Reproduce every record below exactly as written, but leave out any pictures.

**********

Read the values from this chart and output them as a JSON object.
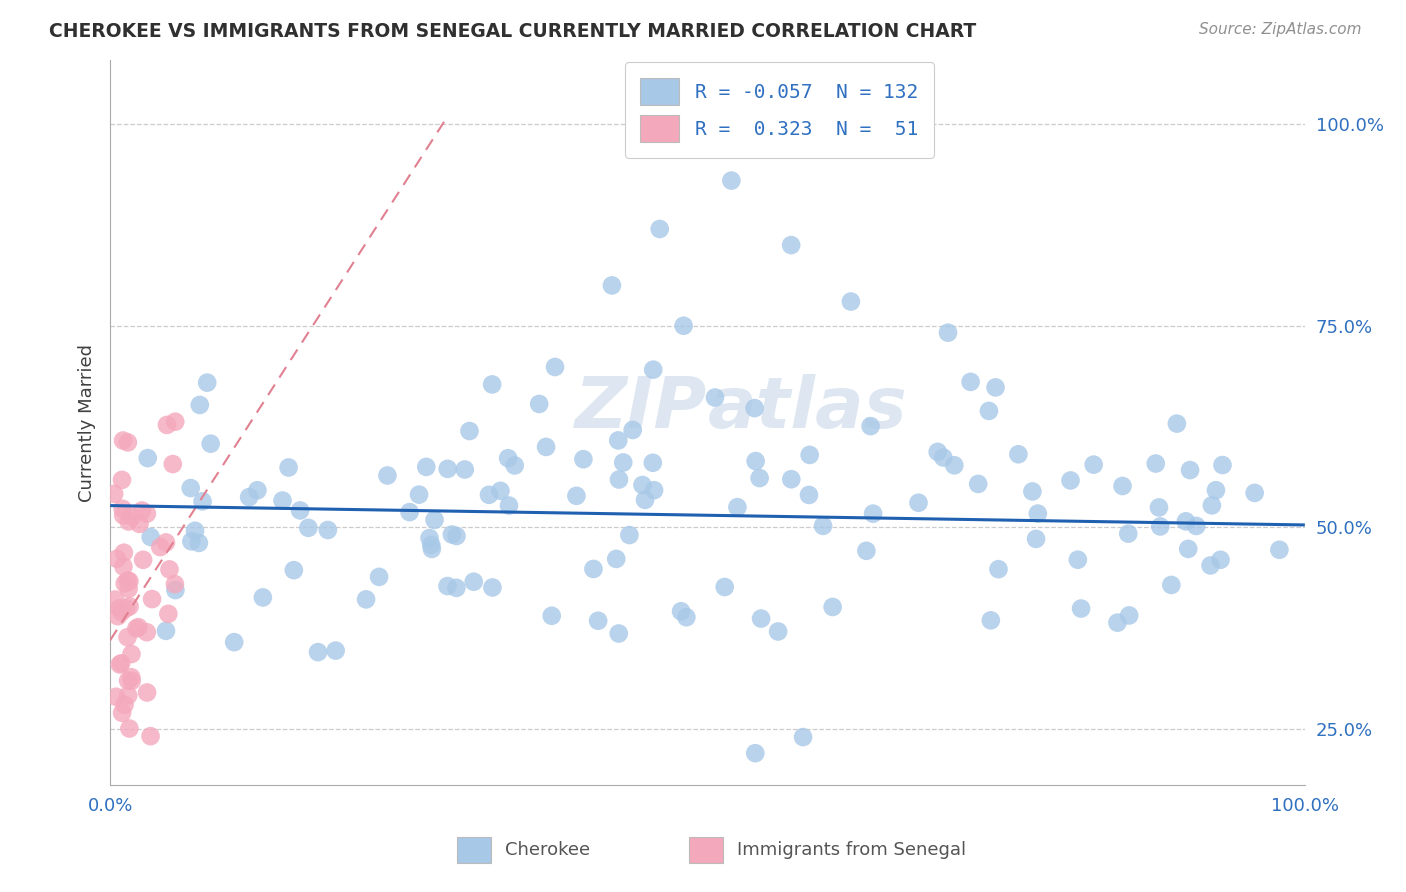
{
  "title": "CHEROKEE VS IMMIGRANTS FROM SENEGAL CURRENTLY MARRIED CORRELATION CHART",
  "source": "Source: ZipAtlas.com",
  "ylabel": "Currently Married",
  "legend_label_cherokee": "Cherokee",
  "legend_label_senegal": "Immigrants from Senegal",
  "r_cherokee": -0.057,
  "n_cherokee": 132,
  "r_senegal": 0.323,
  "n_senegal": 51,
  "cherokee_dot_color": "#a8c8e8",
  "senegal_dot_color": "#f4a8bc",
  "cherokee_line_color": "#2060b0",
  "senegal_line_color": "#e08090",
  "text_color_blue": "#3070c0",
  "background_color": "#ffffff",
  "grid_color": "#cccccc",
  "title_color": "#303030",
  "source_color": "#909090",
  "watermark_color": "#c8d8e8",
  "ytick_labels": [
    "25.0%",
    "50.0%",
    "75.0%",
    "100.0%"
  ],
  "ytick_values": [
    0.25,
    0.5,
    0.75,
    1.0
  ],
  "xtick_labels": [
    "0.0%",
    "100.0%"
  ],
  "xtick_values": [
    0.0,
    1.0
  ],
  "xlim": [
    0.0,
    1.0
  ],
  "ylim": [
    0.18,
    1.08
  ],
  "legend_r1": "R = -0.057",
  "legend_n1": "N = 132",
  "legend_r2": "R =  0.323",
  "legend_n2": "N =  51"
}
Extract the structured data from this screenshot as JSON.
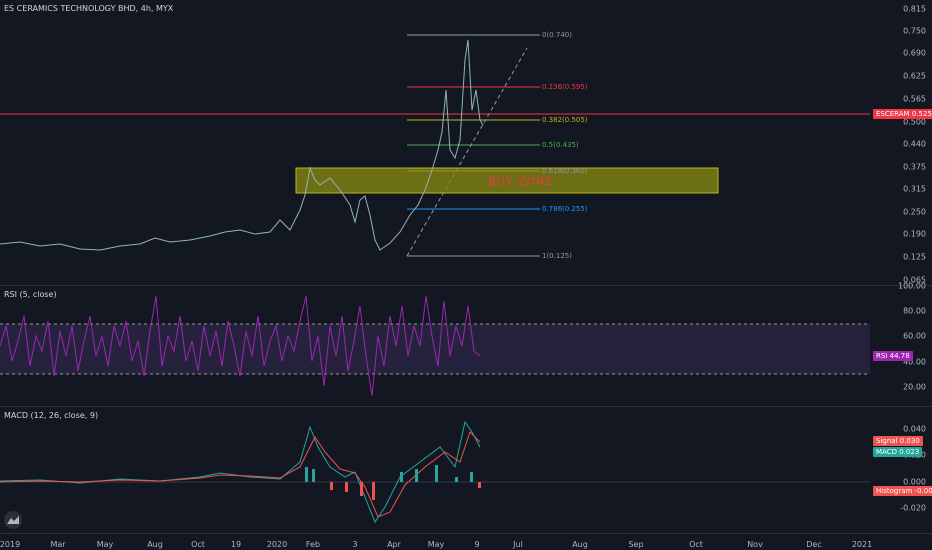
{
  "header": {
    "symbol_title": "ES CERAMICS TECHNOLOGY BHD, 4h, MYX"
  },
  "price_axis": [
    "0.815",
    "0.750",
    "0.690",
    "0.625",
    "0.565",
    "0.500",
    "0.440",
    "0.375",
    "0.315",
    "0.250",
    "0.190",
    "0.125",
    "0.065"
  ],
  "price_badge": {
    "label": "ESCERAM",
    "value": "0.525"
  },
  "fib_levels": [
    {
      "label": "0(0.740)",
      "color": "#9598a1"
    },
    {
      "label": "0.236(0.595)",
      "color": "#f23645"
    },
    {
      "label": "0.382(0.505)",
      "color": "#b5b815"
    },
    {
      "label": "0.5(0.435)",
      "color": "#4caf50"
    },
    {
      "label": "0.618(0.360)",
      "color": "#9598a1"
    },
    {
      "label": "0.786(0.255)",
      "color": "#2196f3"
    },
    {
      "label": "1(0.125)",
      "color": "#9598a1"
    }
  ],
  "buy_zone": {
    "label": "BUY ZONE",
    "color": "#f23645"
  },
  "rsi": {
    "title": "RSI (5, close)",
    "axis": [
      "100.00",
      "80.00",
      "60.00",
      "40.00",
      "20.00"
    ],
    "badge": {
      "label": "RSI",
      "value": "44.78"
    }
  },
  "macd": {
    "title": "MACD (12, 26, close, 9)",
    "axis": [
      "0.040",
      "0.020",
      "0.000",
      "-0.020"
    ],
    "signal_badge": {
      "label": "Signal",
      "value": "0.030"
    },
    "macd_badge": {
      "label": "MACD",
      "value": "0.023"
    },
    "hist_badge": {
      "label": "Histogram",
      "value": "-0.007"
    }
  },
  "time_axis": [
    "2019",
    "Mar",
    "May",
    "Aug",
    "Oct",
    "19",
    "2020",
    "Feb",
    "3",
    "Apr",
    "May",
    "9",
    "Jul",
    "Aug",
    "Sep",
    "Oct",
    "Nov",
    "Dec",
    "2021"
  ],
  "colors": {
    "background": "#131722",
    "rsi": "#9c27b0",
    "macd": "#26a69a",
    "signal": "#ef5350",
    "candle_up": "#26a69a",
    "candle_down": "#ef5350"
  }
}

**********

__TASK RESULT__:
Read the values from this chart and output them as a JSON object.
{
  "title": "CHEROKEE VS IMMIGRANTS FROM SENEGAL CURRENTLY MARRIED CORRELATION CHART",
  "source": "Source: ZipAtlas.com",
  "ylabel": "Currently Married",
  "legend_label_cherokee": "Cherokee",
  "legend_label_senegal": "Immigrants from Senegal",
  "r_cherokee": -0.057,
  "n_cherokee": 132,
  "r_senegal": 0.323,
  "n_senegal": 51,
  "cherokee_dot_color": "#a8c8e8",
  "senegal_dot_color": "#f4a8bc",
  "cherokee_line_color": "#2060b0",
  "senegal_line_color": "#e08090",
  "text_color_blue": "#3070c0",
  "background_color": "#ffffff",
  "grid_color": "#cccccc",
  "title_color": "#303030",
  "source_color": "#909090",
  "watermark_color": "#c8d8e8",
  "ytick_labels": [
    "25.0%",
    "50.0%",
    "75.0%",
    "100.0%"
  ],
  "ytick_values": [
    0.25,
    0.5,
    0.75,
    1.0
  ],
  "xtick_labels": [
    "0.0%",
    "100.0%"
  ],
  "xtick_values": [
    0.0,
    1.0
  ],
  "xlim": [
    0.0,
    1.0
  ],
  "ylim": [
    0.18,
    1.08
  ],
  "legend_r1": "R = -0.057",
  "legend_n1": "N = 132",
  "legend_r2": "R =  0.323",
  "legend_n2": "N =  51"
}
Extract the structured data from this screenshot as JSON.
{
  "header": {
    "symbol_title": "ES CERAMICS TECHNOLOGY BHD, 4h, MYX"
  },
  "price_axis": [
    "0.815",
    "0.750",
    "0.690",
    "0.625",
    "0.565",
    "0.500",
    "0.440",
    "0.375",
    "0.315",
    "0.250",
    "0.190",
    "0.125",
    "0.065"
  ],
  "price_badge": {
    "label": "ESCERAM",
    "value": "0.525"
  },
  "fib_levels": [
    {
      "label": "0(0.740)",
      "color": "#9598a1"
    },
    {
      "label": "0.236(0.595)",
      "color": "#f23645"
    },
    {
      "label": "0.382(0.505)",
      "color": "#b5b815"
    },
    {
      "label": "0.5(0.435)",
      "color": "#4caf50"
    },
    {
      "label": "0.618(0.360)",
      "color": "#9598a1"
    },
    {
      "label": "0.786(0.255)",
      "color": "#2196f3"
    },
    {
      "label": "1(0.125)",
      "color": "#9598a1"
    }
  ],
  "buy_zone": {
    "label": "BUY ZONE",
    "color": "#f23645"
  },
  "rsi": {
    "title": "RSI (5, close)",
    "axis": [
      "100.00",
      "80.00",
      "60.00",
      "40.00",
      "20.00"
    ],
    "badge": {
      "label": "RSI",
      "value": "44.78"
    }
  },
  "macd": {
    "title": "MACD (12, 26, close, 9)",
    "axis": [
      "0.040",
      "0.020",
      "0.000",
      "-0.020"
    ],
    "signal_badge": {
      "label": "Signal",
      "value": "0.030"
    },
    "macd_badge": {
      "label": "MACD",
      "value": "0.023"
    },
    "hist_badge": {
      "label": "Histogram",
      "value": "-0.007"
    }
  },
  "time_axis": [
    "2019",
    "Mar",
    "May",
    "Aug",
    "Oct",
    "19",
    "2020",
    "Feb",
    "3",
    "Apr",
    "May",
    "9",
    "Jul",
    "Aug",
    "Sep",
    "Oct",
    "Nov",
    "Dec",
    "2021"
  ],
  "colors": {
    "background": "#131722",
    "rsi": "#9c27b0",
    "macd": "#26a69a",
    "signal": "#ef5350",
    "candle_up": "#26a69a",
    "candle_down": "#ef5350"
  }
}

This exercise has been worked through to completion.